# PROVIDED DATA
######
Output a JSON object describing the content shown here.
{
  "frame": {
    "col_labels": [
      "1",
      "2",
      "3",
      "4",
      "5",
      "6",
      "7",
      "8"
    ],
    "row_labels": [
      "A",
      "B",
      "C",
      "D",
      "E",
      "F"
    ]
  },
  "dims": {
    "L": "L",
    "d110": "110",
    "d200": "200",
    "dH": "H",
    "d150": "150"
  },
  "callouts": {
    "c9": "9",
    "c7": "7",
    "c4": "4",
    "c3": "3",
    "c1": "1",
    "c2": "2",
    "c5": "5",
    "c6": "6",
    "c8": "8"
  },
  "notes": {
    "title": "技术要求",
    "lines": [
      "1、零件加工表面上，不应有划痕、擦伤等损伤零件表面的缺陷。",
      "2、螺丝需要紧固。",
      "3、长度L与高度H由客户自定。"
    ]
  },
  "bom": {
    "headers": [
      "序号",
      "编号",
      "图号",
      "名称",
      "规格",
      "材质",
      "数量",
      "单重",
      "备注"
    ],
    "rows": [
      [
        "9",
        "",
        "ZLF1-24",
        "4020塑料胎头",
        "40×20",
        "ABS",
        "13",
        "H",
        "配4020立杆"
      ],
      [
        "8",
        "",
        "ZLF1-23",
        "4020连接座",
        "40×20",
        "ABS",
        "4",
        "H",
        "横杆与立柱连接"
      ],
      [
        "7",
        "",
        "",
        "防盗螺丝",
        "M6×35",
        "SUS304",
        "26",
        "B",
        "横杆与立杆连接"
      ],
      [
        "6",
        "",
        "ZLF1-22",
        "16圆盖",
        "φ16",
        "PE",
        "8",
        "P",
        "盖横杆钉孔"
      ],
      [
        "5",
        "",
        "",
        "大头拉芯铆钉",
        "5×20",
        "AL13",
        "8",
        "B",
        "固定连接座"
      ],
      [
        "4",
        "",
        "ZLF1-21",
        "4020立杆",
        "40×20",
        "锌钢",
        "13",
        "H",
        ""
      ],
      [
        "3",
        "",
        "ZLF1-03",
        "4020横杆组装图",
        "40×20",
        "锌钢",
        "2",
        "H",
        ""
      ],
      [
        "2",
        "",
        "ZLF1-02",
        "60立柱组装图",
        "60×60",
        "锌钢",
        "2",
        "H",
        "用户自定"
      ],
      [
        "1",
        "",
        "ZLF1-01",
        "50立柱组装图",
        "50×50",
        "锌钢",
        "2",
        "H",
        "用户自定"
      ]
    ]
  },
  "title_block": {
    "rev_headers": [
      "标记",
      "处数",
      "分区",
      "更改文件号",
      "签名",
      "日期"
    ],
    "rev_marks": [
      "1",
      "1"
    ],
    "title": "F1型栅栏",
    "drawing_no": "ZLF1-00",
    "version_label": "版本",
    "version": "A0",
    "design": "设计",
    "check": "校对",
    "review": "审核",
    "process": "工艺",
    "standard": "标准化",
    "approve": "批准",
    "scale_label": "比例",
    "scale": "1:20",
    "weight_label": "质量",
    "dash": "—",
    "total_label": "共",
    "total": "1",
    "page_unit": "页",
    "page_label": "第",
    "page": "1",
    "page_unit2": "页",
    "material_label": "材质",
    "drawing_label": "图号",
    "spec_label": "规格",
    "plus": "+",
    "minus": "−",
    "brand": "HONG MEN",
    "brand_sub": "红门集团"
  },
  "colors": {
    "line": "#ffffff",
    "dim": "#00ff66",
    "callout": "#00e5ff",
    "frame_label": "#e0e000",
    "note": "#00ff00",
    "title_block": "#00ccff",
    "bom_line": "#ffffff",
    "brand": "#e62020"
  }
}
######
# STATED PROBLEM
Each record above should be returned exactly as it appears.

# EXERCISE RESPONSE
Output a JSON object describing the content shown here.
{
  "frame": {
    "col_labels": [
      "1",
      "2",
      "3",
      "4",
      "5",
      "6",
      "7",
      "8"
    ],
    "row_labels": [
      "A",
      "B",
      "C",
      "D",
      "E",
      "F"
    ]
  },
  "dims": {
    "L": "L",
    "d110": "110",
    "d200": "200",
    "dH": "H",
    "d150": "150"
  },
  "callouts": {
    "c9": "9",
    "c7": "7",
    "c4": "4",
    "c3": "3",
    "c1": "1",
    "c2": "2",
    "c5": "5",
    "c6": "6",
    "c8": "8"
  },
  "notes": {
    "title": "技术要求",
    "lines": [
      "1、零件加工表面上，不应有划痕、擦伤等损伤零件表面的缺陷。",
      "2、螺丝需要紧固。",
      "3、长度L与高度H由客户自定。"
    ]
  },
  "bom": {
    "headers": [
      "序号",
      "编号",
      "图号",
      "名称",
      "规格",
      "材质",
      "数量",
      "单重",
      "备注"
    ],
    "rows": [
      [
        "9",
        "",
        "ZLF1-24",
        "4020塑料胎头",
        "40×20",
        "ABS",
        "13",
        "H",
        "配4020立杆"
      ],
      [
        "8",
        "",
        "ZLF1-23",
        "4020连接座",
        "40×20",
        "ABS",
        "4",
        "H",
        "横杆与立柱连接"
      ],
      [
        "7",
        "",
        "",
        "防盗螺丝",
        "M6×35",
        "SUS304",
        "26",
        "B",
        "横杆与立杆连接"
      ],
      [
        "6",
        "",
        "ZLF1-22",
        "16圆盖",
        "φ16",
        "PE",
        "8",
        "P",
        "盖横杆钉孔"
      ],
      [
        "5",
        "",
        "",
        "大头拉芯铆钉",
        "5×20",
        "AL13",
        "8",
        "B",
        "固定连接座"
      ],
      [
        "4",
        "",
        "ZLF1-21",
        "4020立杆",
        "40×20",
        "锌钢",
        "13",
        "H",
        ""
      ],
      [
        "3",
        "",
        "ZLF1-03",
        "4020横杆组装图",
        "40×20",
        "锌钢",
        "2",
        "H",
        ""
      ],
      [
        "2",
        "",
        "ZLF1-02",
        "60立柱组装图",
        "60×60",
        "锌钢",
        "2",
        "H",
        "用户自定"
      ],
      [
        "1",
        "",
        "ZLF1-01",
        "50立柱组装图",
        "50×50",
        "锌钢",
        "2",
        "H",
        "用户自定"
      ]
    ]
  },
  "title_block": {
    "rev_headers": [
      "标记",
      "处数",
      "分区",
      "更改文件号",
      "签名",
      "日期"
    ],
    "rev_marks": [
      "1",
      "1"
    ],
    "title": "F1型栅栏",
    "drawing_no": "ZLF1-00",
    "version_label": "版本",
    "version": "A0",
    "design": "设计",
    "check": "校对",
    "review": "审核",
    "process": "工艺",
    "standard": "标准化",
    "approve": "批准",
    "scale_label": "比例",
    "scale": "1:20",
    "weight_label": "质量",
    "dash": "—",
    "total_label": "共",
    "total": "1",
    "page_unit": "页",
    "page_label": "第",
    "page": "1",
    "page_unit2": "页",
    "material_label": "材质",
    "drawing_label": "图号",
    "spec_label": "规格",
    "plus": "+",
    "minus": "−",
    "brand": "HONG MEN",
    "brand_sub": "红门集团"
  },
  "colors": {
    "line": "#ffffff",
    "dim": "#00ff66",
    "callout": "#00e5ff",
    "frame_label": "#e0e000",
    "note": "#00ff00",
    "title_block": "#00ccff",
    "bom_line": "#ffffff",
    "brand": "#e62020"
  }
}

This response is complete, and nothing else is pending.